**Recorded data**

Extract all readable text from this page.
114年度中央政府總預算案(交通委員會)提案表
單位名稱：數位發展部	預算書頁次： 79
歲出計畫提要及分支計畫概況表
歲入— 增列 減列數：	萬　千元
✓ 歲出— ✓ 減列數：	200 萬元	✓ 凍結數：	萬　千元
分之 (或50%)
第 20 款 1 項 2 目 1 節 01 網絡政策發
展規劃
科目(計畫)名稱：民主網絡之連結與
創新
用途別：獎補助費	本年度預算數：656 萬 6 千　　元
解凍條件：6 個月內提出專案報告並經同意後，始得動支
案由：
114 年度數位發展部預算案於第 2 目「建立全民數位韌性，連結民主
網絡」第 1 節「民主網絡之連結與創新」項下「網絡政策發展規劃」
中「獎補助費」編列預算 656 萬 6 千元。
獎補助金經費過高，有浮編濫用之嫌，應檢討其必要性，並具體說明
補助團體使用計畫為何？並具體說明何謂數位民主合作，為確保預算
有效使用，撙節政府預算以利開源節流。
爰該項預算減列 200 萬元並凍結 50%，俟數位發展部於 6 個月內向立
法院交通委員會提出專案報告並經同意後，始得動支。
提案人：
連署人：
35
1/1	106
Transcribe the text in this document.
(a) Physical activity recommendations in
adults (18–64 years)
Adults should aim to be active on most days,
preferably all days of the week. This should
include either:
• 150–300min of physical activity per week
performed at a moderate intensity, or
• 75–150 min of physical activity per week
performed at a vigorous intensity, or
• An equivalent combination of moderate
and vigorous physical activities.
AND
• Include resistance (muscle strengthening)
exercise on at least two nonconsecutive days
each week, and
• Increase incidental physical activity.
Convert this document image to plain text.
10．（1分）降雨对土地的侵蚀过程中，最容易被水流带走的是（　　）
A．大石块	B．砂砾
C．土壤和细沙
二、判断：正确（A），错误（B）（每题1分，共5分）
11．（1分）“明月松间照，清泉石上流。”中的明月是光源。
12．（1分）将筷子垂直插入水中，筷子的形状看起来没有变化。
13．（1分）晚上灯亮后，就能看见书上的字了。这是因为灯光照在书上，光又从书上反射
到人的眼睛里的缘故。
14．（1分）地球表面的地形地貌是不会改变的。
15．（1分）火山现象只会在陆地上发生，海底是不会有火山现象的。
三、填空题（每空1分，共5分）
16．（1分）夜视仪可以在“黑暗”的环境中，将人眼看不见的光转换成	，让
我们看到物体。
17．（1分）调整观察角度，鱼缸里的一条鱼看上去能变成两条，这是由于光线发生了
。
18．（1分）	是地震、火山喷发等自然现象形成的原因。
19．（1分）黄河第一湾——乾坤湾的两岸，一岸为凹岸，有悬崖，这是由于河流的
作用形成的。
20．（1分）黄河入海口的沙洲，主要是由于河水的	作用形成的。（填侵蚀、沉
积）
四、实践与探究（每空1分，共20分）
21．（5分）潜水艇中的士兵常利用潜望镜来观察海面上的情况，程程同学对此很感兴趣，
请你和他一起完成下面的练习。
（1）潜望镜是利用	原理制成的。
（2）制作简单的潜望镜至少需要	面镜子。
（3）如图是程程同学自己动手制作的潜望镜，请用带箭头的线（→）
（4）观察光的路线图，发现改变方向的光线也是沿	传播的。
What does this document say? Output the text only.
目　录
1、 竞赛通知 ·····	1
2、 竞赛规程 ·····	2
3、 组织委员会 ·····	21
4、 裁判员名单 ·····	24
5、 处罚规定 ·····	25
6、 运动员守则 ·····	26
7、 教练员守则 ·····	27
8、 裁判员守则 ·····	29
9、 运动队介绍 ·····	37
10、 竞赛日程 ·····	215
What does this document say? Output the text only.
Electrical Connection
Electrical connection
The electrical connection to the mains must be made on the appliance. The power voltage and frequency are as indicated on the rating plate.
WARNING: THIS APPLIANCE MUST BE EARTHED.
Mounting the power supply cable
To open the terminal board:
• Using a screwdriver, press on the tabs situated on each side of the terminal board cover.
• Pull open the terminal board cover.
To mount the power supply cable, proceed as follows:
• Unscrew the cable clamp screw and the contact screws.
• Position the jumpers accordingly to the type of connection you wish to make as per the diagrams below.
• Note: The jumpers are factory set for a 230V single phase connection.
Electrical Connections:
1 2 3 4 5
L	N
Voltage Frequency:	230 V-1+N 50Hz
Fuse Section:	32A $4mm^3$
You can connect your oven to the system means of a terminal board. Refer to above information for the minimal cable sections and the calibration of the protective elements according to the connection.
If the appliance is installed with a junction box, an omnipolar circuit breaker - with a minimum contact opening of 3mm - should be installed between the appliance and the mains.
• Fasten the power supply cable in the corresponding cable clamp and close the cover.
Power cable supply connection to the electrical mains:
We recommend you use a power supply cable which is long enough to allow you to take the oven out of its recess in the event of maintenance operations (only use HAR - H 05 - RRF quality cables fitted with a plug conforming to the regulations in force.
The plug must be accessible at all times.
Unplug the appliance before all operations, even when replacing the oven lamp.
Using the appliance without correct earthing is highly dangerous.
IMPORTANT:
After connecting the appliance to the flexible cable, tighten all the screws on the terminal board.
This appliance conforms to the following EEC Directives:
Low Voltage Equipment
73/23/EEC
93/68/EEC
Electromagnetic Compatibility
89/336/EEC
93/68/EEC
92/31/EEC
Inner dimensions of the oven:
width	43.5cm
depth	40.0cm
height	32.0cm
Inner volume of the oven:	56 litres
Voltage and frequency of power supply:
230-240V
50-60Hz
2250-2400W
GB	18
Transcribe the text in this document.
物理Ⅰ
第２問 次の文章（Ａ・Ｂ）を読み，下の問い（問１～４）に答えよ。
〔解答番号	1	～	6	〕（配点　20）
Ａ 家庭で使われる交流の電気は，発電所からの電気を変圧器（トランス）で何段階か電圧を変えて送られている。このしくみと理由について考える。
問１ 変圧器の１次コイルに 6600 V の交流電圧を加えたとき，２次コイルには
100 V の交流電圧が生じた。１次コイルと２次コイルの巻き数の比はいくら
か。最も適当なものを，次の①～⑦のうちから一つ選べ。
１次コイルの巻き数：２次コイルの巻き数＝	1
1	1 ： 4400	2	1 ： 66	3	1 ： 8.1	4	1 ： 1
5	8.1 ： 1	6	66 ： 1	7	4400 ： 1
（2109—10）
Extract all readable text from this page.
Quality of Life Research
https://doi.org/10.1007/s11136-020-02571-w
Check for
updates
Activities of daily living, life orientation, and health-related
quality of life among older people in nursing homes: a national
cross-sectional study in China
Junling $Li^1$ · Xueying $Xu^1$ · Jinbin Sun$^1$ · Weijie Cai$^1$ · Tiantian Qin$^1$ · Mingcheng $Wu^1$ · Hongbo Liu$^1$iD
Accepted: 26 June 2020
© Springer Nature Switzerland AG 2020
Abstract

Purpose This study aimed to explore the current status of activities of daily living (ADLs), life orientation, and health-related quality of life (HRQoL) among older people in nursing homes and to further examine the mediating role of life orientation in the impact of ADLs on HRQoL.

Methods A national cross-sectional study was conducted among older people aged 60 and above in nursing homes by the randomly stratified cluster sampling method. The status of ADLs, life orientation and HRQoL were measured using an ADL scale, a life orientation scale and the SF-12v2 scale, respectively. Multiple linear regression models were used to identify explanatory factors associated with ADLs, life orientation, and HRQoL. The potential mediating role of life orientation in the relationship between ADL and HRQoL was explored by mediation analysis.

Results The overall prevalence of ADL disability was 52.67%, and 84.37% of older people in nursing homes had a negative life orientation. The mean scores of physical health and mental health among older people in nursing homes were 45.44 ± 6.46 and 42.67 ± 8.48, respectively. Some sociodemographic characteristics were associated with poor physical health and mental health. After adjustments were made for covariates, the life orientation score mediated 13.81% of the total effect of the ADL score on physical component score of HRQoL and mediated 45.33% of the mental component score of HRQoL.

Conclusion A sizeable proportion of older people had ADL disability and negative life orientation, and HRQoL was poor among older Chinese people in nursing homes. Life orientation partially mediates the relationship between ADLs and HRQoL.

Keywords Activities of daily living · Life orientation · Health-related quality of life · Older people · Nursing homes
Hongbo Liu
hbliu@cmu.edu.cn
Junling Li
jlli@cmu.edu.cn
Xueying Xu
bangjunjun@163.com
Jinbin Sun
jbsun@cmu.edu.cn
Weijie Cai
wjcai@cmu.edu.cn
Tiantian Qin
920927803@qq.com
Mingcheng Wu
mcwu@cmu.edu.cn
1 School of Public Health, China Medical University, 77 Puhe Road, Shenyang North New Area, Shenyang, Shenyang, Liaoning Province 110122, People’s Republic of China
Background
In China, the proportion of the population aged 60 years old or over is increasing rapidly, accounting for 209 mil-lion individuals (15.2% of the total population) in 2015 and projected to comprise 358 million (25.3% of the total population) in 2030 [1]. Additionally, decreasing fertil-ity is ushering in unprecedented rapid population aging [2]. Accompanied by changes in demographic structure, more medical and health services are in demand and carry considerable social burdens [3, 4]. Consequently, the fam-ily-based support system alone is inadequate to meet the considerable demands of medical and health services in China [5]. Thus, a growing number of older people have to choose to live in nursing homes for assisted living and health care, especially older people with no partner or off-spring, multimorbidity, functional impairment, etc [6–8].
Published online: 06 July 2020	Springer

**Do this**
Examine the entries and report how many of their lines contain the string "China", giving no more than the number.

**The reply**
3